» **Task brief**:
Quote the records that follow in full, leaving the pictures out.

— BEGIN Data —

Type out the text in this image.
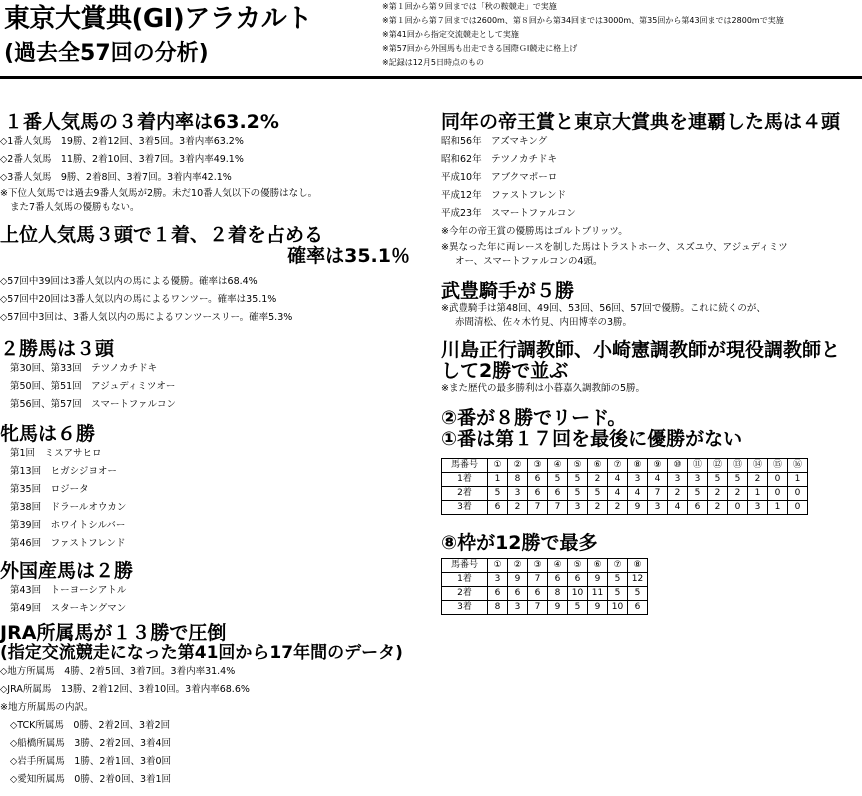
東京大賞典(GI)アラカルト
(過去全57回の分析)
※第１回から第９回までは「秋の鞍競走」で実施
※第１回から第７回までは2600m、第８回から第34回までは3000m、第35回から第43回までは2800mで実施
※第41回から指定交流競走として実施
※第57回から外国馬も出走できる国際ＧⅠ競走に格上げ
※記録は12月5日時点のもの
１番人気馬の３着内率は63.2%
◇1番人気馬　19勝、2着12回、3着5回。3着内率63.2%
◇2番人気馬　11勝、2着10回、3着7回。3着内率49.1%
◇3番人気馬　9勝、2着8回、3着7回。3着内率42.1%
※下位人気馬では過去9番人気馬が2勝。未だ10番人気以下の優勝はなし。
また7番人気馬の優勝もない。
上位人気馬３頭で１着、２着を占める
確率は35.1％
◇57回中39回は3番人気以内の馬による優勝。確率は68.4%
◇57回中20回は3番人気以内の馬によるワンツー。確率は35.1%
◇57回中3回は、3番人気以内の馬によるワンツースリー。確率5.3%
２勝馬は３頭
第30回、第33回　テツノカチドキ
第50回、第51回　アジュディミツオー
第56回、第57回　スマートファルコン
牝馬は６勝
第1回　ミスアサヒロ
第13回　ヒガシジヨオー
第35回　ロジータ
第38回　ドラールオウカン
第39回　ホワイトシルバー
第46回　ファストフレンド
外国産馬は２勝
第43回　トーヨーシアトル
第49回　スターキングマン
JRA所属馬が１３勝で圧倒
(指定交流競走になった第41回から17年間のデータ)
◇地方所属馬　4勝、2着5回、3着7回。3着内率31.4%
◇JRA所属馬　13勝、2着12回、3着10回。3着内率68.6%
※地方所属馬の内訳。
◇TCK所属馬　0勝、2着2回、3着2回
◇船橋所属馬　3勝、2着2回、3着4回
◇岩手所属馬　1勝、2着1回、3着0回
◇愛知所属馬　0勝、2着0回、3着1回
同年の帝王賞と東京大賞典を連覇した馬は４頭
昭和56年　アズマキング
昭和62年　テツノカチドキ
平成10年　アブクマポーロ
平成12年　ファストフレンド
平成23年　スマートファルコン
※今年の帝王賞の優勝馬はゴルトブリッツ。
※異なった年に両レースを制した馬はトラストホーク、スズユウ、アジュディミツ
オー、スマートファルコンの4頭。
武豊騎手が５勝
※武豊騎手は第48回、49回、53回、56回、57回で優勝。これに続くのが、
赤間清松、佐々木竹見、内田博幸の3勝。
川島正行調教師、小崎憲調教師が現役調教師と
して2勝で並ぶ
※また歴代の最多勝利は小暮嘉久調教師の5勝。
②番が８勝でリード。
①番は第１７回を最後に優勝がない
馬番号	①	②	③	④	⑤	⑥	⑦	⑧	⑨	⑩	⑪	⑫	⑬	⑭	⑮	⑯
1着	1	8	6	5	5	2	4	3	4	3	3	5	5	2	0	1
2着	5	3	6	6	5	5	4	4	7	2	5	2	2	1	0	0
3着	6	2	7	7	3	2	2	9	3	4	6	2	0	3	1	0
⑧枠が12勝で最多
馬番号	①	②	③	④	⑤	⑥	⑦	⑧
1着	3	9	7	6	6	9	5	12
2着	6	6	6	8	10	11	5	5
3着	8	3	7	9	5	9	10	6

— END Data —

» **Output below**:
Type out the text in this image.
東京大賞典(GI)アラカルト
(過去全57回の分析)
※第１回から第９回までは「秋の鞍競走」で実施
※第１回から第７回までは2600m、第８回から第34回までは3000m、第35回から第43回までは2800mで実施
※第41回から指定交流競走として実施
※第57回から外国馬も出走できる国際ＧⅠ競走に格上げ
※記録は12月5日時点のもの
１番人気馬の３着内率は63.2%
◇1番人気馬　19勝、2着12回、3着5回。3着内率63.2%
◇2番人気馬　11勝、2着10回、3着7回。3着内率49.1%
◇3番人気馬　9勝、2着8回、3着7回。3着内率42.1%
※下位人気馬では過去9番人気馬が2勝。未だ10番人気以下の優勝はなし。
また7番人気馬の優勝もない。
上位人気馬３頭で１着、２着を占める
確率は35.1％
◇57回中39回は3番人気以内の馬による優勝。確率は68.4%
◇57回中20回は3番人気以内の馬によるワンツー。確率は35.1%
◇57回中3回は、3番人気以内の馬によるワンツースリー。確率5.3%
２勝馬は３頭
第30回、第33回　テツノカチドキ
第50回、第51回　アジュディミツオー
第56回、第57回　スマートファルコン
牝馬は６勝
第1回　ミスアサヒロ
第13回　ヒガシジヨオー
第35回　ロジータ
第38回　ドラールオウカン
第39回　ホワイトシルバー
第46回　ファストフレンド
外国産馬は２勝
第43回　トーヨーシアトル
第49回　スターキングマン
JRA所属馬が１３勝で圧倒
(指定交流競走になった第41回から17年間のデータ)
◇地方所属馬　4勝、2着5回、3着7回。3着内率31.4%
◇JRA所属馬　13勝、2着12回、3着10回。3着内率68.6%
※地方所属馬の内訳。
◇TCK所属馬　0勝、2着2回、3着2回
◇船橋所属馬　3勝、2着2回、3着4回
◇岩手所属馬　1勝、2着1回、3着0回
◇愛知所属馬　0勝、2着0回、3着1回
同年の帝王賞と東京大賞典を連覇した馬は４頭
昭和56年　アズマキング
昭和62年　テツノカチドキ
平成10年　アブクマポーロ
平成12年　ファストフレンド
平成23年　スマートファルコン
※今年の帝王賞の優勝馬はゴルトブリッツ。
※異なった年に両レースを制した馬はトラストホーク、スズユウ、アジュディミツ
オー、スマートファルコンの4頭。
武豊騎手が５勝
※武豊騎手は第48回、49回、53回、56回、57回で優勝。これに続くのが、
赤間清松、佐々木竹見、内田博幸の3勝。
川島正行調教師、小崎憲調教師が現役調教師と
して2勝で並ぶ
※また歴代の最多勝利は小暮嘉久調教師の5勝。
②番が８勝でリード。
①番は第１７回を最後に優勝がない
馬番号	①	②	③	④	⑤	⑥	⑦	⑧	⑨	⑩	⑪	⑫	⑬	⑭	⑮	⑯
1着	1	8	6	5	5	2	4	3	4	3	3	5	5	2	0	1
2着	5	3	6	6	5	5	4	4	7	2	5	2	2	1	0	0
3着	6	2	7	7	3	2	2	9	3	4	6	2	0	3	1	0
⑧枠が12勝で最多
馬番号	①	②	③	④	⑤	⑥	⑦	⑧
1着	3	9	7	6	6	9	5	12
2着	6	6	6	8	10	11	5	5
3着	8	3	7	9	5	9	10	6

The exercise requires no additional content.